**What you are asked to do:** Your task is to copy every line of the entries that holds the word "THAN".

**Records from a dataset:**
- - -

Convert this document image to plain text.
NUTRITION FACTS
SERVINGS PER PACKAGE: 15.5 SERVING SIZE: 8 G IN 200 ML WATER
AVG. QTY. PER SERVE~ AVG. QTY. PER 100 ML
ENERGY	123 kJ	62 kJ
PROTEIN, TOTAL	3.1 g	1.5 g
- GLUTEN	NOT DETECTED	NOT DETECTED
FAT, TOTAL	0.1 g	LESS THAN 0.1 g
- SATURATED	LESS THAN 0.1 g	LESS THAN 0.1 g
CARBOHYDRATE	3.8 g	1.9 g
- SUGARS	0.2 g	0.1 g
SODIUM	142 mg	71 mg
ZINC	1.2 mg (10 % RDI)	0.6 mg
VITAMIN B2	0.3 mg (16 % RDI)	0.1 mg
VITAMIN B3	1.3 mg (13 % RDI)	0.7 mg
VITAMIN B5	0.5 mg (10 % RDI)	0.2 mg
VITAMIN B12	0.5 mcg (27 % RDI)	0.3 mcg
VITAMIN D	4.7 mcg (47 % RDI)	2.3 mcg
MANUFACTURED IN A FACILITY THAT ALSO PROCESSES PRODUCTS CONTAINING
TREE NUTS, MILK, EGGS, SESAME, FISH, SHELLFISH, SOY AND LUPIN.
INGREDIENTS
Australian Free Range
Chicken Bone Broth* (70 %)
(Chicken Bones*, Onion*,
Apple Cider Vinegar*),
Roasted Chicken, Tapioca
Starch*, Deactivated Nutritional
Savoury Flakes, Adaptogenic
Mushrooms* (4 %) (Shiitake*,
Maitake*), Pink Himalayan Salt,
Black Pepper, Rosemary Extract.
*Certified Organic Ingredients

- - -

**Answer section:**
FAT, TOTAL	0.1 g	LESS THAN 0.1 g
- SATURATED	LESS THAN 0.1 g	LESS THAN 0.1 g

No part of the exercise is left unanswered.